• DATA SHOWN:
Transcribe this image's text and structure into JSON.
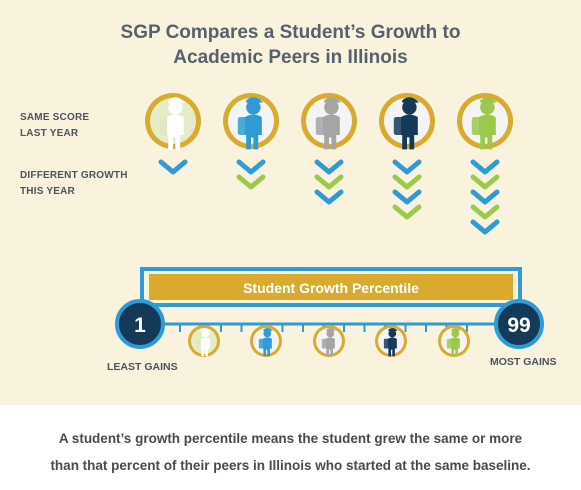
{
  "title_line1": "SGP Compares a Student’s Growth to",
  "title_line2": "Academic Peers in Illinois",
  "same_score_line1": "SAME SCORE",
  "same_score_line2": "LAST YEAR",
  "diff_growth_line1": "DIFFERENT GROWTH",
  "diff_growth_line2": "THIS YEAR",
  "bar_label": "Student Growth Percentile",
  "min_value": "1",
  "max_value": "99",
  "min_label": "LEAST GAINS",
  "max_label": "MOST GAINS",
  "caption_line1": "A student’s growth percentile means the student grew the same or more",
  "caption_line2": "than that percent of their peers in Illinois who started at the same baseline.",
  "colors": {
    "panel": "#f9f2dc",
    "gold": "#d8ab2e",
    "navy": "#153a57",
    "blue": "#2e9bd6",
    "green": "#9bc94b",
    "gray": "#a5a5a5",
    "pale": "#e4ecc8"
  },
  "students": [
    {
      "figure_color": "pale",
      "chevrons": [
        "blue"
      ]
    },
    {
      "figure_color": "blue",
      "chevrons": [
        "blue",
        "green"
      ]
    },
    {
      "figure_color": "gray",
      "chevrons": [
        "blue",
        "green",
        "blue"
      ]
    },
    {
      "figure_color": "navy",
      "chevrons": [
        "blue",
        "green",
        "blue",
        "green"
      ]
    },
    {
      "figure_color": "green",
      "chevrons": [
        "blue",
        "green",
        "blue",
        "green",
        "blue"
      ]
    }
  ],
  "scale_students": [
    "pale",
    "blue",
    "gray",
    "navy",
    "green"
  ]
}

• WHAT TO WORK ON: Lines containing the word "YEAR" are to be tallied; report only the total.

• THE SOLUTION: 2